== INPUT ROWS ==
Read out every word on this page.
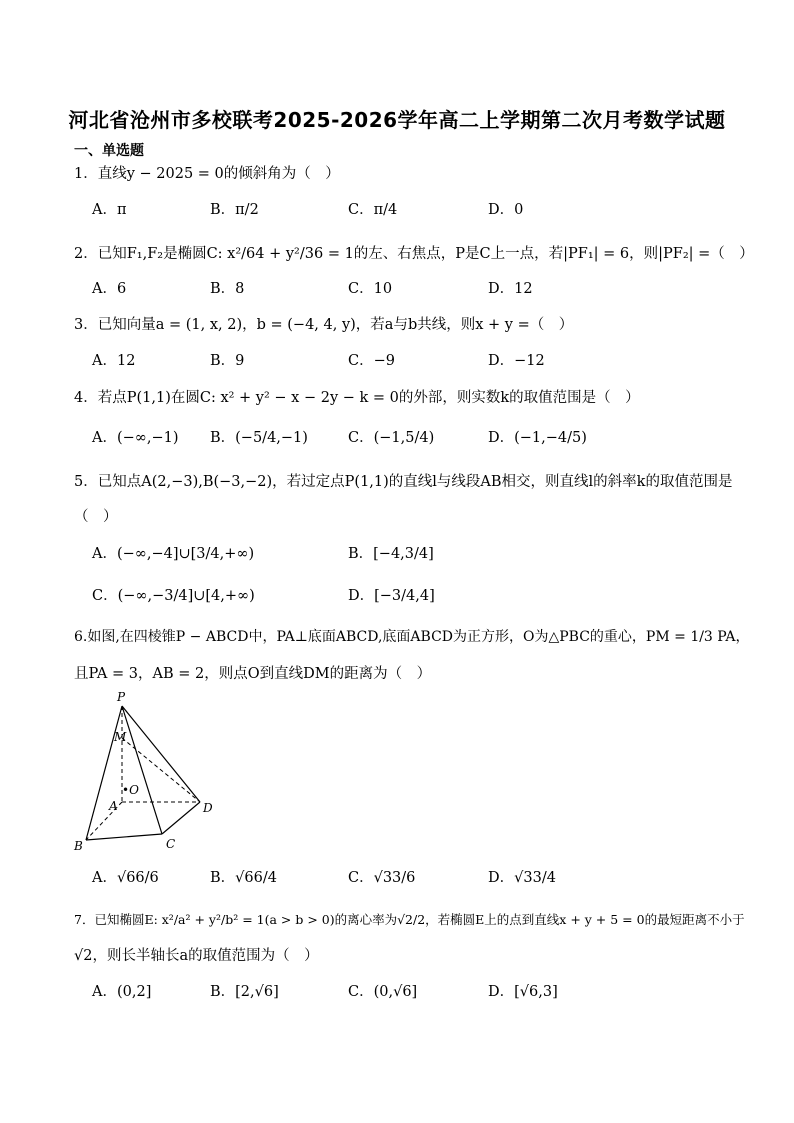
河北省沧州市多校联考2025-2026学年高二上学期第二次月考数学试题
一、单选题
1．直线y − 2025 = 0的倾斜角为（　）
A．π	B．π/2	C．π/4	D．0
2．已知F₁,F₂是椭圆C: x²/64 + y²/36 = 1的左、右焦点，P是C上一点，若|PF₁| = 6，则|PF₂| =（　）
A．6	B．8	C．10	D．12
3．已知向量a = (1, x, 2)，b = (−4, 4, y)，若a与b共线，则x + y =（　）
A．12	B．9	C．−9	D．−12
4．若点P(1,1)在圆C: x² + y² − x − 2y − k = 0的外部，则实数k的取值范围是（　）
A．(−∞,−1) B．(−5/4,−1)	C．(−1,5/4)	D．(−1,−4/5)
5．已知点A(2,−3),B(−3,−2)，若过定点P(1,1)的直线l与线段AB相交，则直线l的斜率k的取值范围是
（　）
A．(−∞,−4]∪[3/4,+∞)	B．[−4,3/4]
C．(−∞,−3/4]∪[4,+∞)	D．[−3/4,4]
6.如图,在四棱锥P − ABCD中，PA⊥底面ABCD,底面ABCD为正方形，O为△PBC的重心，PM = 1/3 PA，
且PA = 3，AB = 2，则点O到直线DM的距离为（　）
P
M
•O
A
B	C
D
A．√66/6	B．√66/4	C．√33/6	D．√33/4
7．已知椭圆E: x²/a² + y²/b² = 1(a > b > 0)的离心率为√2/2，若椭圆E上的点到直线x + y + 5 = 0的最短距离不小于
√2，则长半轴长a的取值范围为（　）
A．(0,2]	B．[2,√6]	C．(0,√6]	D．[√6,3]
===
Write out each line again precisely as it appears, skipping every picture.

▶ _SOLUTION FOR THIS PROBLEM_:
Read out every word on this page.
河北省沧州市多校联考2025-2026学年高二上学期第二次月考数学试题
一、单选题
1．直线y − 2025 = 0的倾斜角为（　）
A．π	B．π/2	C．π/4	D．0
2．已知F₁,F₂是椭圆C: x²/64 + y²/36 = 1的左、右焦点，P是C上一点，若|PF₁| = 6，则|PF₂| =（　）
A．6	B．8	C．10	D．12
3．已知向量a = (1, x, 2)，b = (−4, 4, y)，若a与b共线，则x + y =（　）
A．12	B．9	C．−9	D．−12
4．若点P(1,1)在圆C: x² + y² − x − 2y − k = 0的外部，则实数k的取值范围是（　）
A．(−∞,−1) B．(−5/4,−1)	C．(−1,5/4)	D．(−1,−4/5)
5．已知点A(2,−3),B(−3,−2)，若过定点P(1,1)的直线l与线段AB相交，则直线l的斜率k的取值范围是
（　）
A．(−∞,−4]∪[3/4,+∞)	B．[−4,3/4]
C．(−∞,−3/4]∪[4,+∞)	D．[−3/4,4]
6.如图,在四棱锥P − ABCD中，PA⊥底面ABCD,底面ABCD为正方形，O为△PBC的重心，PM = 1/3 PA，
且PA = 3，AB = 2，则点O到直线DM的距离为（　）
P
M
•O
A
B	C
D
A．√66/6	B．√66/4	C．√33/6	D．√33/4
7．已知椭圆E: x²/a² + y²/b² = 1(a > b > 0)的离心率为√2/2，若椭圆E上的点到直线x + y + 5 = 0的最短距离不小于
√2，则长半轴长a的取值范围为（　）
A．(0,2]	B．[2,√6]	C．(0,√6]	D．[√6,3]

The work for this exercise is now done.